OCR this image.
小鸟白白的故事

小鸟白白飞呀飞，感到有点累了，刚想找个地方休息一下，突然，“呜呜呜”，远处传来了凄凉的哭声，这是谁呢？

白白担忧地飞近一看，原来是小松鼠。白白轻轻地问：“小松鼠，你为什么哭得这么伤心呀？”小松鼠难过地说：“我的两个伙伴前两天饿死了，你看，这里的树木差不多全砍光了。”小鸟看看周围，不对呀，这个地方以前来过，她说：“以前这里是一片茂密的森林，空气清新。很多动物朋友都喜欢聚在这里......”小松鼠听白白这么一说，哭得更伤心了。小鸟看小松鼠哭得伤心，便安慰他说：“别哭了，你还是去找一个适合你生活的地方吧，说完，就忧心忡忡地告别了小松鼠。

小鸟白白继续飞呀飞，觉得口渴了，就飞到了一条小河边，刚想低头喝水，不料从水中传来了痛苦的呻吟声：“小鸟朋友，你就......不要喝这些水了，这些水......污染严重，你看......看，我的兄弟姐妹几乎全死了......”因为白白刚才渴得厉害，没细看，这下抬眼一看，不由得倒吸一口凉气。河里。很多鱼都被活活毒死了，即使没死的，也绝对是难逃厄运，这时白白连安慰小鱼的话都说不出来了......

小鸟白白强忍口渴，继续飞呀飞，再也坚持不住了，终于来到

_ _ _ _ _

Copy out every entry again, exactly as it was given.

(Answer below)
OCR this image.
小鸟白白的故事

小鸟白白飞呀飞，感到有点累了，刚想找个地方休息一下，突然，“呜呜呜”，远处传来了凄凉的哭声，这是谁呢？

白白担忧地飞近一看，原来是小松鼠。白白轻轻地问：“小松鼠，你为什么哭得这么伤心呀？”小松鼠难过地说：“我的两个伙伴前两天饿死了，你看，这里的树木差不多全砍光了。”小鸟看看周围，不对呀，这个地方以前来过，她说：“以前这里是一片茂密的森林，空气清新。很多动物朋友都喜欢聚在这里......”小松鼠听白白这么一说，哭得更伤心了。小鸟看小松鼠哭得伤心，便安慰他说：“别哭了，你还是去找一个适合你生活的地方吧，说完，就忧心忡忡地告别了小松鼠。

小鸟白白继续飞呀飞，觉得口渴了，就飞到了一条小河边，刚想低头喝水，不料从水中传来了痛苦的呻吟声：“小鸟朋友，你就......不要喝这些水了，这些水......污染严重，你看......看，我的兄弟姐妹几乎全死了......”因为白白刚才渴得厉害，没细看，这下抬眼一看，不由得倒吸一口凉气。河里。很多鱼都被活活毒死了，即使没死的，也绝对是难逃厄运，这时白白连安慰小鱼的话都说不出来了......

小鸟白白强忍口渴，继续飞呀飞，再也坚持不住了，终于来到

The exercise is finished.